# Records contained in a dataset
========================================
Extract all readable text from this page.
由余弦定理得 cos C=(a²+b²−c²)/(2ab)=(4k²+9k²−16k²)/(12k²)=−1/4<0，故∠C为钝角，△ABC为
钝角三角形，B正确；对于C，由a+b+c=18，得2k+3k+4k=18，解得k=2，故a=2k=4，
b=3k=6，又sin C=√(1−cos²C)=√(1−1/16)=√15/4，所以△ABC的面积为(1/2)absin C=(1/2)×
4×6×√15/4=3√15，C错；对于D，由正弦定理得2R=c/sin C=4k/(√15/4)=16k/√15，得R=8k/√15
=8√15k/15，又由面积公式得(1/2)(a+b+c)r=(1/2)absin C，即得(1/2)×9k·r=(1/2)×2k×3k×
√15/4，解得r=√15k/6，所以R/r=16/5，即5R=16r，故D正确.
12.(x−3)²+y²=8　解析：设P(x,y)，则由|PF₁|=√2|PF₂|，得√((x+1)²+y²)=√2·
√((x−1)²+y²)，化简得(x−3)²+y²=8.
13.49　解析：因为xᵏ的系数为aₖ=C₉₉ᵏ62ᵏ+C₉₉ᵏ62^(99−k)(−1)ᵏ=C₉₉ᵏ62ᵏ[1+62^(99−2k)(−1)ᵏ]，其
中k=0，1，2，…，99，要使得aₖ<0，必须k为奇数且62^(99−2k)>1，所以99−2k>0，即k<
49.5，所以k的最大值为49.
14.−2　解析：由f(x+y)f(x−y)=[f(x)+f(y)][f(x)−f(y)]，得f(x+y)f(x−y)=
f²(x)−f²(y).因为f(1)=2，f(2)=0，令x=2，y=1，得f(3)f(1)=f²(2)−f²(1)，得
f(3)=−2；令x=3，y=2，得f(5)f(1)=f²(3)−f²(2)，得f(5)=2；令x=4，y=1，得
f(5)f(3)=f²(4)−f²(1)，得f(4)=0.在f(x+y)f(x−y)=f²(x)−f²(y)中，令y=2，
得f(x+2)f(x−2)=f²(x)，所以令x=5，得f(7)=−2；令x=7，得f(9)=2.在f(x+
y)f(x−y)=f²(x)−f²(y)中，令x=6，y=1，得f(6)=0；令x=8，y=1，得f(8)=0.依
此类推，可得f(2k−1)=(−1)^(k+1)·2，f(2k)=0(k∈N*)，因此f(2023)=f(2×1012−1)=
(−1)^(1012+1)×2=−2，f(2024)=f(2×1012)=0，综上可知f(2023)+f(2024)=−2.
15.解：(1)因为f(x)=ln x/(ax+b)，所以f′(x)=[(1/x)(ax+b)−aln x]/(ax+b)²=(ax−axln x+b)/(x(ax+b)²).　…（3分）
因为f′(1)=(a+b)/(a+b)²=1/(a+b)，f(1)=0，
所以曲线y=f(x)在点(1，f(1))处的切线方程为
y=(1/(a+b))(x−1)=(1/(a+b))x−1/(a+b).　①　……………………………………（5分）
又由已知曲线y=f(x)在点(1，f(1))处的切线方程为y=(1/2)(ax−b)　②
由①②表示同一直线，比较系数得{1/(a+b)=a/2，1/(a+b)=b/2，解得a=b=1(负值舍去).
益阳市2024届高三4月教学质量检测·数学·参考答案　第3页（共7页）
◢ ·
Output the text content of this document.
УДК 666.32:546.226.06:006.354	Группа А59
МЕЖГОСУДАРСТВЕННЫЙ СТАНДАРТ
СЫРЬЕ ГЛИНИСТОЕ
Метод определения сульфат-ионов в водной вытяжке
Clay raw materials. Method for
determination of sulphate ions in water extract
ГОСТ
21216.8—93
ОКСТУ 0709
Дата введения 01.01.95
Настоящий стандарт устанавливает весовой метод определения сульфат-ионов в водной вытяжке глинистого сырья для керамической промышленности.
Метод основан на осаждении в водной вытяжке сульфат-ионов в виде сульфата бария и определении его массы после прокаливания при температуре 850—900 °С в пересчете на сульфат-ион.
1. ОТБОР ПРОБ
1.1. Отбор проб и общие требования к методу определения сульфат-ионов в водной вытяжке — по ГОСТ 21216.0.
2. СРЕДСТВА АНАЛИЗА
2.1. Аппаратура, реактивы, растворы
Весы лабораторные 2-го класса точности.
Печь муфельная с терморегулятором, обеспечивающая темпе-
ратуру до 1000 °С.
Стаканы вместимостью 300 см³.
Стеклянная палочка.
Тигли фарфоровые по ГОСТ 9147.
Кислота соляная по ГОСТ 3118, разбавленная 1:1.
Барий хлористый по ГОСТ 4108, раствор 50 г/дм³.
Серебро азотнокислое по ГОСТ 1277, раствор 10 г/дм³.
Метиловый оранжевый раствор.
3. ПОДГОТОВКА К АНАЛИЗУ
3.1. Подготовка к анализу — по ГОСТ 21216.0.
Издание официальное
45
========================================
# YOUR TASK
In the entries above, find each line with the word "ГОСТ" and show it.

# ANSWER TO THIS PROBLEM
ГОСТ
1.1. Отбор проб и общие требования к методу определения сульфат-ионов в водной вытяжке — по ГОСТ 21216.0.
Тигли фарфоровые по ГОСТ 9147.
Кислота соляная по ГОСТ 3118, разбавленная 1:1.
Барий хлористый по ГОСТ 4108, раствор 50 г/дм³.
Серебро азотнокислое по ГОСТ 1277, раствор 10 г/дм³.
3.1. Подготовка к анализу — по ГОСТ 21216.0.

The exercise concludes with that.